• **Brief**:
Copy out the whole listing exactly as written, leaving the pictures behind.

• **Material for this task**:
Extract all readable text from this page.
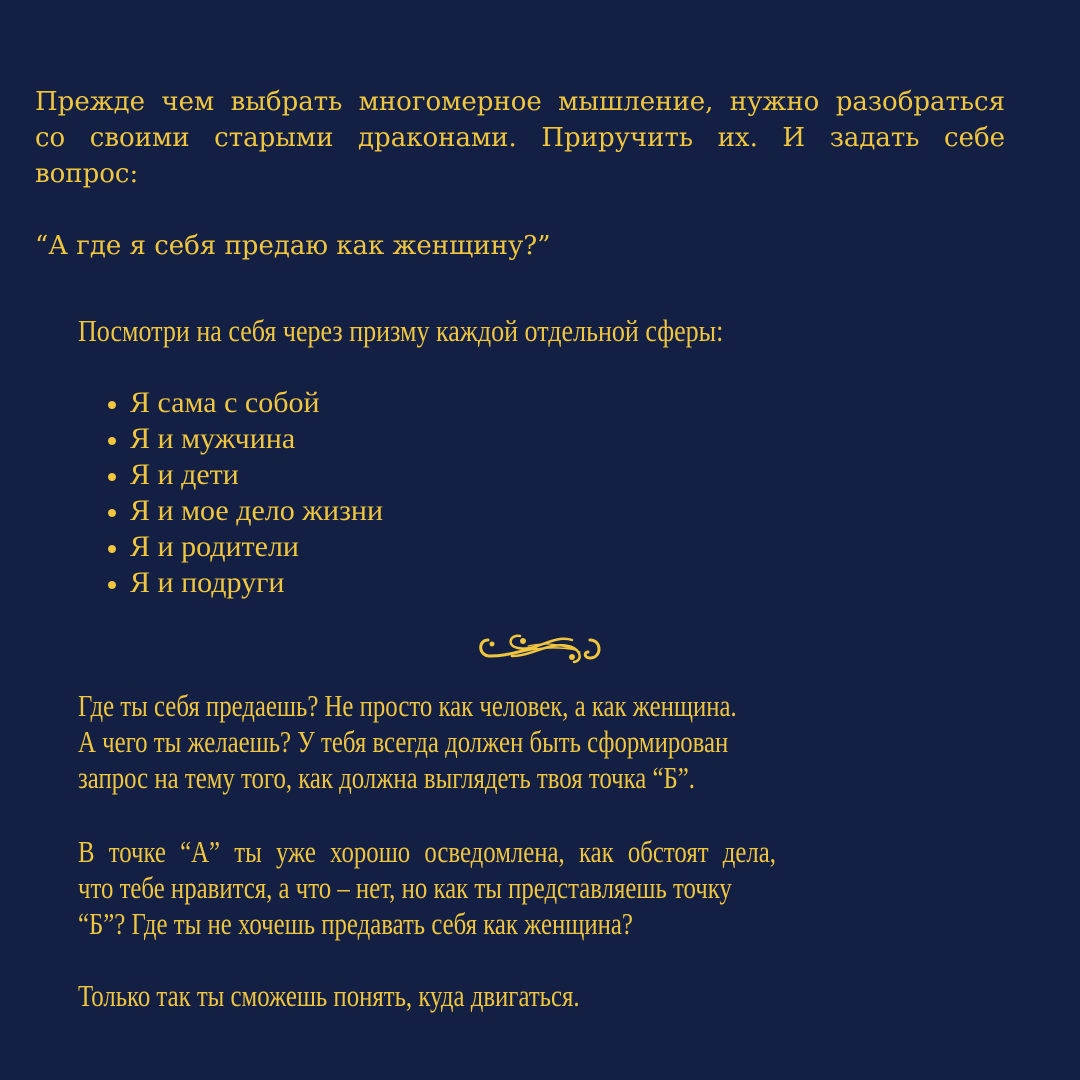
Прежде чем выбрать многомерное мышление, нужно разобраться
со своими старыми драконами. Приручить их. И задать себе
вопрос:
“А где я себя предаю как женщину?”
Посмотри на себя через призму каждой отдельной сферы:
Я сама с собой
Я и мужчина
Я и дети
Я и мое дело жизни
Я и родители
Я и подруги
Где ты себя предаешь? Не просто как человек, а как женщина.
А чего ты желаешь? У тебя всегда должен быть сформирован
запрос на тему того, как должна выглядеть твоя точка “Б”.
В точке “А” ты уже хорошо осведомлена, как обстоят дела,
что тебе нравится, а что – нет, но как ты представляешь точку
“Б”? Где ты не хочешь предавать себя как женщина?
Только так ты сможешь понять, куда двигаться.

• **Final result**:
Extract all readable text from this page.
Прежде чем выбрать многомерное мышление, нужно разобраться
со своими старыми драконами. Приручить их. И задать себе
вопрос:
“А где я себя предаю как женщину?”
Посмотри на себя через призму каждой отдельной сферы:
Я сама с собой
Я и мужчина
Я и дети
Я и мое дело жизни
Я и родители
Я и подруги
Где ты себя предаешь? Не просто как человек, а как женщина.
А чего ты желаешь? У тебя всегда должен быть сформирован
запрос на тему того, как должна выглядеть твоя точка “Б”.
В точке “А” ты уже хорошо осведомлена, как обстоят дела,
что тебе нравится, а что – нет, но как ты представляешь точку
“Б”? Где ты не хочешь предавать себя как женщина?
Только так ты сможешь понять, куда двигаться.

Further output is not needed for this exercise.